| OBJECTIVE |
Every record must appear in your copy exactly as written, with no pictures.
━━━━━━━━━━━━━━━━━━━━━━━━━━━━━━
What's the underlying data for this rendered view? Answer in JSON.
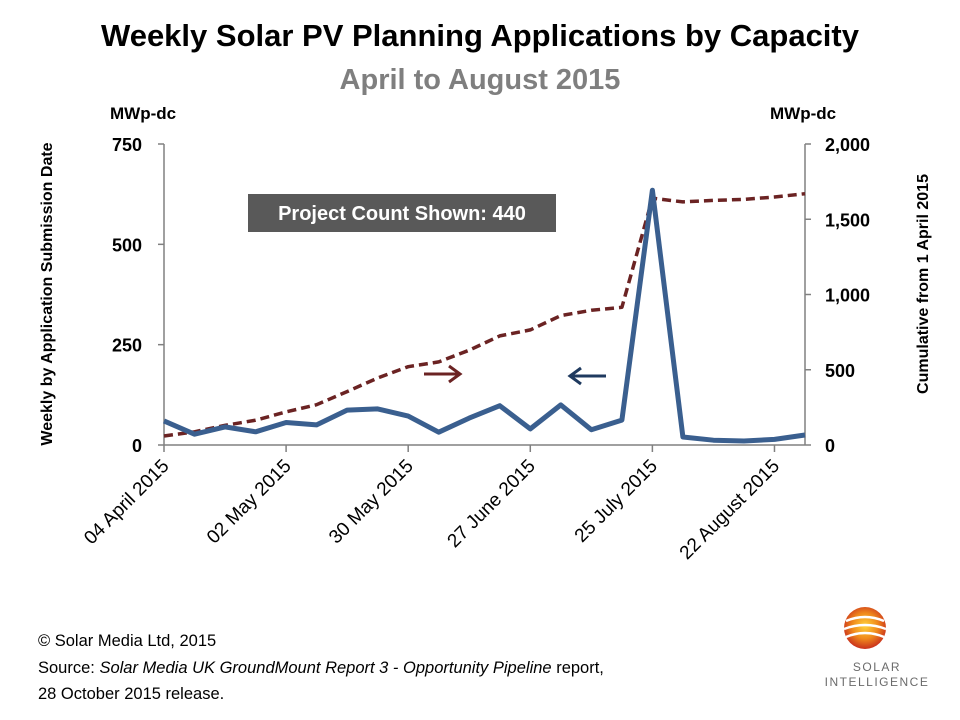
{
  "title": "Weekly Solar PV Planning Applications by Capacity",
  "subtitle": "April to August 2015",
  "units": {
    "left": "MWp-dc",
    "right": "MWp-dc"
  },
  "annotation": "Project Count Shown: 440",
  "footer": {
    "copyright": "© Solar Media Ltd, 2015",
    "source_prefix": "Source: ",
    "source_italic": "Solar Media UK GroundMount Report 3 - Opportunity Pipeline",
    "source_suffix": " report,",
    "release": "28 October 2015 release."
  },
  "logo": {
    "line1": "SOLAR",
    "line2": "INTELLIGENCE"
  },
  "colors": {
    "weekly": "#3a5f8f",
    "cumulative": "#6b2323",
    "axis": "#808080"
  },
  "chart_data": {
    "type": "line",
    "x": [
      "04 April 2015",
      "11 April 2015",
      "18 April 2015",
      "25 April 2015",
      "02 May 2015",
      "09 May 2015",
      "16 May 2015",
      "23 May 2015",
      "30 May 2015",
      "06 June 2015",
      "13 June 2015",
      "20 June 2015",
      "27 June 2015",
      "04 July 2015",
      "11 July 2015",
      "18 July 2015",
      "25 July 2015",
      "01 August 2015",
      "08 August 2015",
      "15 August 2015",
      "22 August 2015",
      "29 August 2015"
    ],
    "x_tick_labels": [
      "04 April 2015",
      "02 May 2015",
      "30 May 2015",
      "27 June 2015",
      "25 July 2015",
      "22 August 2015"
    ],
    "series": [
      {
        "axis": "left",
        "values": [
          60,
          27,
          45,
          33,
          56,
          50,
          87,
          90,
          72,
          32,
          67,
          98,
          40,
          100,
          38,
          62,
          635,
          20,
          12,
          10,
          14,
          25
        ]
      },
      {
        "axis": "right",
        "values": [
          60,
          88,
          130,
          165,
          220,
          268,
          355,
          445,
          520,
          552,
          630,
          725,
          765,
          860,
          895,
          915,
          1640,
          1615,
          1625,
          1632,
          1648,
          1670
        ]
      }
    ],
    "ylabel_left": "Weekly by Application Submission Date",
    "ylabel_right": "Cumulative from 1 April 2015",
    "ylim_left": [
      0,
      750
    ],
    "yticks_left": [
      "0",
      "250",
      "500",
      "750"
    ],
    "ylim_right": [
      0,
      2000
    ],
    "yticks_right": [
      "0",
      "500",
      "1,000",
      "1,500",
      "2,000"
    ],
    "grid": false,
    "legend": "none"
  }
}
━━━━━━━━━━━━━━━━━━━━━━━━━━━━━━
| RESPONSE TO THE EXERCISE |
What's the underlying data for this rendered view? Answer in JSON.
{
  "title": "Weekly Solar PV Planning Applications by Capacity",
  "subtitle": "April to August 2015",
  "units": {
    "left": "MWp-dc",
    "right": "MWp-dc"
  },
  "annotation": "Project Count Shown: 440",
  "footer": {
    "copyright": "© Solar Media Ltd, 2015",
    "source_prefix": "Source: ",
    "source_italic": "Solar Media UK GroundMount Report 3 - Opportunity Pipeline",
    "source_suffix": " report,",
    "release": "28 October 2015 release."
  },
  "logo": {
    "line1": "SOLAR",
    "line2": "INTELLIGENCE"
  },
  "colors": {
    "weekly": "#3a5f8f",
    "cumulative": "#6b2323",
    "axis": "#808080"
  },
  "chart_data": {
    "type": "line",
    "x": [
      "04 April 2015",
      "11 April 2015",
      "18 April 2015",
      "25 April 2015",
      "02 May 2015",
      "09 May 2015",
      "16 May 2015",
      "23 May 2015",
      "30 May 2015",
      "06 June 2015",
      "13 June 2015",
      "20 June 2015",
      "27 June 2015",
      "04 July 2015",
      "11 July 2015",
      "18 July 2015",
      "25 July 2015",
      "01 August 2015",
      "08 August 2015",
      "15 August 2015",
      "22 August 2015",
      "29 August 2015"
    ],
    "x_tick_labels": [
      "04 April 2015",
      "02 May 2015",
      "30 May 2015",
      "27 June 2015",
      "25 July 2015",
      "22 August 2015"
    ],
    "series": [
      {
        "axis": "left",
        "values": [
          60,
          27,
          45,
          33,
          56,
          50,
          87,
          90,
          72,
          32,
          67,
          98,
          40,
          100,
          38,
          62,
          635,
          20,
          12,
          10,
          14,
          25
        ]
      },
      {
        "axis": "right",
        "values": [
          60,
          88,
          130,
          165,
          220,
          268,
          355,
          445,
          520,
          552,
          630,
          725,
          765,
          860,
          895,
          915,
          1640,
          1615,
          1625,
          1632,
          1648,
          1670
        ]
      }
    ],
    "ylabel_left": "Weekly by Application Submission Date",
    "ylabel_right": "Cumulative from 1 April 2015",
    "ylim_left": [
      0,
      750
    ],
    "yticks_left": [
      "0",
      "250",
      "500",
      "750"
    ],
    "ylim_right": [
      0,
      2000
    ],
    "yticks_right": [
      "0",
      "500",
      "1,000",
      "1,500",
      "2,000"
    ],
    "grid": false,
    "legend": "none"
  }
}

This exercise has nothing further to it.